— What needs to be done —
Tally the lines below that contain the string "item", and reply with only the number.

— Supplied entries —
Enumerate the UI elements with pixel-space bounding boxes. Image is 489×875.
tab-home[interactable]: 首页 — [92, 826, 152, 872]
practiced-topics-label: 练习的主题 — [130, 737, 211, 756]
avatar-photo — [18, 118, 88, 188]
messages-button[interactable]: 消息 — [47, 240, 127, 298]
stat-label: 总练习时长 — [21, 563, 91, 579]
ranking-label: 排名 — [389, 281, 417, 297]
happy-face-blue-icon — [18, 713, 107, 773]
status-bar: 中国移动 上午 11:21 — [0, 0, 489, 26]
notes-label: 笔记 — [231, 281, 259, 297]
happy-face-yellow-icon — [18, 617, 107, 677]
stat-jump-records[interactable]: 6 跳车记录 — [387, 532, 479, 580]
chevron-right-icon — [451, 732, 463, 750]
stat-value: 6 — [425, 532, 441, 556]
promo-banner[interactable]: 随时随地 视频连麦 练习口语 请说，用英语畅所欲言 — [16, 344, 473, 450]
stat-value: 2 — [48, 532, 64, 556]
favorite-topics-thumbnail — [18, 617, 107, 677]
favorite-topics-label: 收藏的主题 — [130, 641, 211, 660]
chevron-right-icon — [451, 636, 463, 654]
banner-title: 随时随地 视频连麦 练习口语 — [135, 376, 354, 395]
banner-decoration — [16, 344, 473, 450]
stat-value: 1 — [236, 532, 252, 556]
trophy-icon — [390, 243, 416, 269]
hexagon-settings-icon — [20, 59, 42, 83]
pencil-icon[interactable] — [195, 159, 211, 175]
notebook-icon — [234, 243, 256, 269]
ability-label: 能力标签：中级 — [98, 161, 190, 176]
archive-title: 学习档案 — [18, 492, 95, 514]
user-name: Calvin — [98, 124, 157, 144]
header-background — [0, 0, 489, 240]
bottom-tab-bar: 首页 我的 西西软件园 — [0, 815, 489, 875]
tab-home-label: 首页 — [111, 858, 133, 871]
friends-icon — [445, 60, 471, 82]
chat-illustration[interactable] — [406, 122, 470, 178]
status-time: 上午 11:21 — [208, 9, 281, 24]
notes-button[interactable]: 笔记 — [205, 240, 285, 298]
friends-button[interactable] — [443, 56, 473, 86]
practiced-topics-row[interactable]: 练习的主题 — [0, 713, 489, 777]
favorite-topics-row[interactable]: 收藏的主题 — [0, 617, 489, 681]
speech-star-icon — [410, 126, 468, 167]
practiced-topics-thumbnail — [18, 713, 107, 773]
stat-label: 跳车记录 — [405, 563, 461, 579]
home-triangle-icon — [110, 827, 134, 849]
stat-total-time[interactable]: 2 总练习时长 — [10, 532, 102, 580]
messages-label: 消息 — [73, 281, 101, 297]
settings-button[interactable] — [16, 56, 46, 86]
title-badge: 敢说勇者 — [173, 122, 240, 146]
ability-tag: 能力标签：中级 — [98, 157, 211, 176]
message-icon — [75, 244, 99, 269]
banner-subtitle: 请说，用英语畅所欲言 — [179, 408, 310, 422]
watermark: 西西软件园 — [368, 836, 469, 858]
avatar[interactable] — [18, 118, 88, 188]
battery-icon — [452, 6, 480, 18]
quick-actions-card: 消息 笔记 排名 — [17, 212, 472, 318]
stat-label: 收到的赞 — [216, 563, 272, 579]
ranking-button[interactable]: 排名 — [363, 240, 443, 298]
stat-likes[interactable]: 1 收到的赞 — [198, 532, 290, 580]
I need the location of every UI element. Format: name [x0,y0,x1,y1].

--

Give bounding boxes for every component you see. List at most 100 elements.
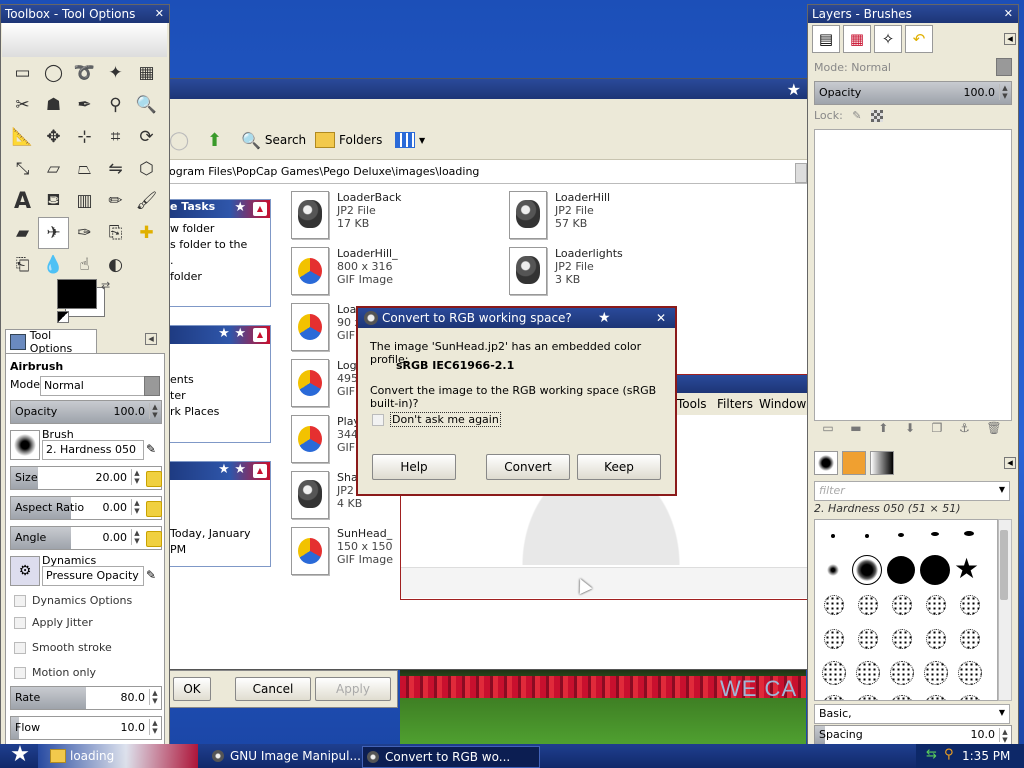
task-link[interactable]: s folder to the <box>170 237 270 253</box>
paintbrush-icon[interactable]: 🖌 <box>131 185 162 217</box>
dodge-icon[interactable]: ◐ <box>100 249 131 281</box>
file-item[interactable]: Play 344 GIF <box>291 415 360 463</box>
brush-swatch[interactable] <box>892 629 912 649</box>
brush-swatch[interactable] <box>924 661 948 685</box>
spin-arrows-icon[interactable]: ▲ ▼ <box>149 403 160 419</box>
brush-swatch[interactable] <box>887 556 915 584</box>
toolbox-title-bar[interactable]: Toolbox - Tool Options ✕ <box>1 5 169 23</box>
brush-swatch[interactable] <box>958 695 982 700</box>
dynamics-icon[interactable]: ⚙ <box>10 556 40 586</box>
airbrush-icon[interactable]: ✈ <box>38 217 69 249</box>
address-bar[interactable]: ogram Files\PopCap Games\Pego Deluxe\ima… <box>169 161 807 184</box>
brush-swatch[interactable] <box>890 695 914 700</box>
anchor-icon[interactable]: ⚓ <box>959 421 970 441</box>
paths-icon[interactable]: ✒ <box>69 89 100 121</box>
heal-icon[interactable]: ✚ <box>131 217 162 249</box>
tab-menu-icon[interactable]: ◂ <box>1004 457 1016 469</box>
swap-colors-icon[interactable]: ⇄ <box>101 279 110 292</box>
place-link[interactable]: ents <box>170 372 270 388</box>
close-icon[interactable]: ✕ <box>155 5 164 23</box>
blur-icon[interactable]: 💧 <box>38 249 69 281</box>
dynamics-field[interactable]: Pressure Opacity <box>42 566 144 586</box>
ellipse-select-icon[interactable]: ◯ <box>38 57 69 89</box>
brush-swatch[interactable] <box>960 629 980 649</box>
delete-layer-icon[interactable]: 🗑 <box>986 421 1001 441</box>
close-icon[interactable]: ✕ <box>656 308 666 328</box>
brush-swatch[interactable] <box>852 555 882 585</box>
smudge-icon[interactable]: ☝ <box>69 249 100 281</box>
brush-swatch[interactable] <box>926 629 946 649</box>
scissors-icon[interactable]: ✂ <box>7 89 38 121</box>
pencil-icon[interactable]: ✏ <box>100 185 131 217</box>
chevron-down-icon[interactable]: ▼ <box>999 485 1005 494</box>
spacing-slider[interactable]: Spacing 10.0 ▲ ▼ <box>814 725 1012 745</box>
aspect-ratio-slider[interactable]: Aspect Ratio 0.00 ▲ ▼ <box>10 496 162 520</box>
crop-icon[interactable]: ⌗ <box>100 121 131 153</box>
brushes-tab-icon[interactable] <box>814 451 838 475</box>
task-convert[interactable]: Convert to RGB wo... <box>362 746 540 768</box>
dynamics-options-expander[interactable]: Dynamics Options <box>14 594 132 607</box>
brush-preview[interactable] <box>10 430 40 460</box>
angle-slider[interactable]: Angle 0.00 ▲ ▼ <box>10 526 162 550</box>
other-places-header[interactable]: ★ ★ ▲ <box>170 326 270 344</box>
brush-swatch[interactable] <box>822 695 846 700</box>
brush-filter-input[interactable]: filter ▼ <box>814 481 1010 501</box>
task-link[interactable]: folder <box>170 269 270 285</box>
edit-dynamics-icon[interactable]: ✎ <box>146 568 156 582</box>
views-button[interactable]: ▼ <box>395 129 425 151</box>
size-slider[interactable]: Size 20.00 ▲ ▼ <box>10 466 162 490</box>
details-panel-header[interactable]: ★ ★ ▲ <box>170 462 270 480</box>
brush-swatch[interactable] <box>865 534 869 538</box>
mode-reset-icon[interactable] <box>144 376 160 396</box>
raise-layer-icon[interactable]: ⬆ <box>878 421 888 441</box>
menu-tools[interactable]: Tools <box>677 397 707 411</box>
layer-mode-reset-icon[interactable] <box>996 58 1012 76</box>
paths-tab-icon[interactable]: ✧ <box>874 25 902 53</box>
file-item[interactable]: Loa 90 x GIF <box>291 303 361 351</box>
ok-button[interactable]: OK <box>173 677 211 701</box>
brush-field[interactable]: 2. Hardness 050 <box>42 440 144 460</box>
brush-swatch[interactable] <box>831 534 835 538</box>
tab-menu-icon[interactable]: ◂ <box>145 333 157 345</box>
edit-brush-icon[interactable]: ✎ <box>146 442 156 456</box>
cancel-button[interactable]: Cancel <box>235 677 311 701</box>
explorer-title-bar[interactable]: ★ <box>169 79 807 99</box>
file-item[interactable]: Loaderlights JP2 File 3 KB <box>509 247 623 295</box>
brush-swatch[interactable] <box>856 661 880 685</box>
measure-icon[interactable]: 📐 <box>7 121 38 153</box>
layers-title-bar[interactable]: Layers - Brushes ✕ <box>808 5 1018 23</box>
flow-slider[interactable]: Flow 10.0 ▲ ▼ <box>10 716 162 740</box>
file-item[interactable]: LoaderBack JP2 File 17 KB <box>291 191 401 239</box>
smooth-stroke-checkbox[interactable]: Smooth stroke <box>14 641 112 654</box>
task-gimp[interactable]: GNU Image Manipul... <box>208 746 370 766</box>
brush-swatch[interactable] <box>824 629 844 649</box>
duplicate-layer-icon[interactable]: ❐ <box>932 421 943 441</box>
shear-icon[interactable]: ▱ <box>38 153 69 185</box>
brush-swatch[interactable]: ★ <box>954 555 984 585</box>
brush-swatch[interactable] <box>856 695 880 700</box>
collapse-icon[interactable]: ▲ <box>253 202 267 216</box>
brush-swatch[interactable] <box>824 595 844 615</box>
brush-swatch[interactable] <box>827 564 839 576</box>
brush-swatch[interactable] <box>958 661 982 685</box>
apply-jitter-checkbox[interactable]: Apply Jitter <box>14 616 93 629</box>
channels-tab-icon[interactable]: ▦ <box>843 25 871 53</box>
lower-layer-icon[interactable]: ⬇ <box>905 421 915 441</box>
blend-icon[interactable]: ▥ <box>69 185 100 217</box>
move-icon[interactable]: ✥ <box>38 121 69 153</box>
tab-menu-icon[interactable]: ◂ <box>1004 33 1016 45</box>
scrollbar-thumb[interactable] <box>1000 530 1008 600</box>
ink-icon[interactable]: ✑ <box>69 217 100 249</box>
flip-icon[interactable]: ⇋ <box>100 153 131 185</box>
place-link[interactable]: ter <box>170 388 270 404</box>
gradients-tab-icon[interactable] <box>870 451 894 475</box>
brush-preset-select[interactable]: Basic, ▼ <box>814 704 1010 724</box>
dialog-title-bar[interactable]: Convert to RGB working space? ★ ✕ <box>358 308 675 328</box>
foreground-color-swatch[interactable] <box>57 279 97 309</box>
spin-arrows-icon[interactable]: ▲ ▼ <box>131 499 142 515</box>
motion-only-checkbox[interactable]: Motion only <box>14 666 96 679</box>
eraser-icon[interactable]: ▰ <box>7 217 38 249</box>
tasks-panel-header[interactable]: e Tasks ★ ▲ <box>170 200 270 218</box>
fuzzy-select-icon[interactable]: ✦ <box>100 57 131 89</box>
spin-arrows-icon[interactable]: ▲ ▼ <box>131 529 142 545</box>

...

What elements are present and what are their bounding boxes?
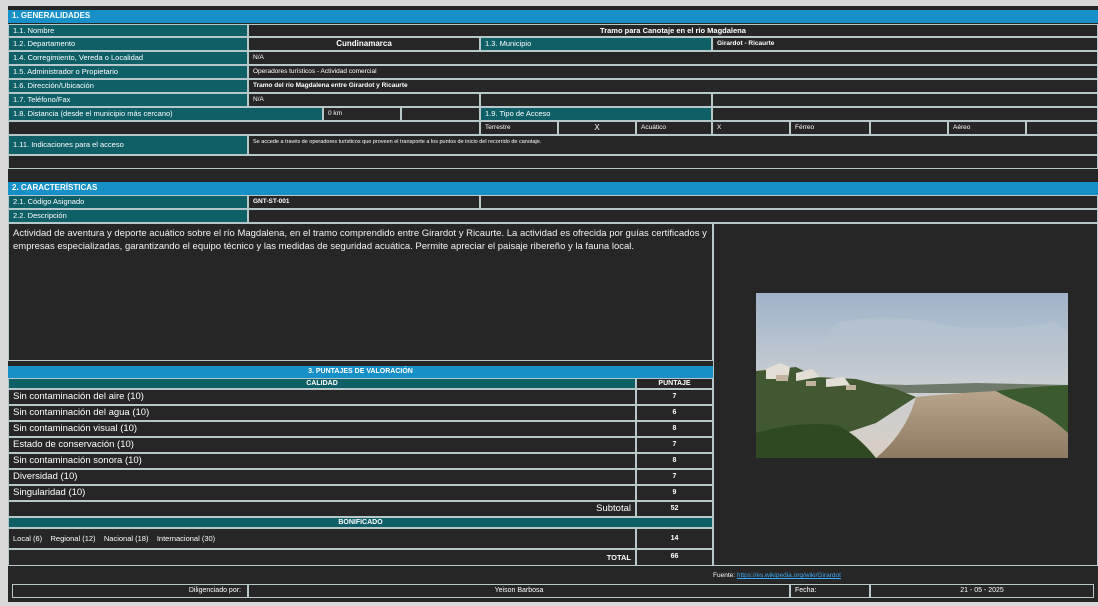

— Exercise result —
4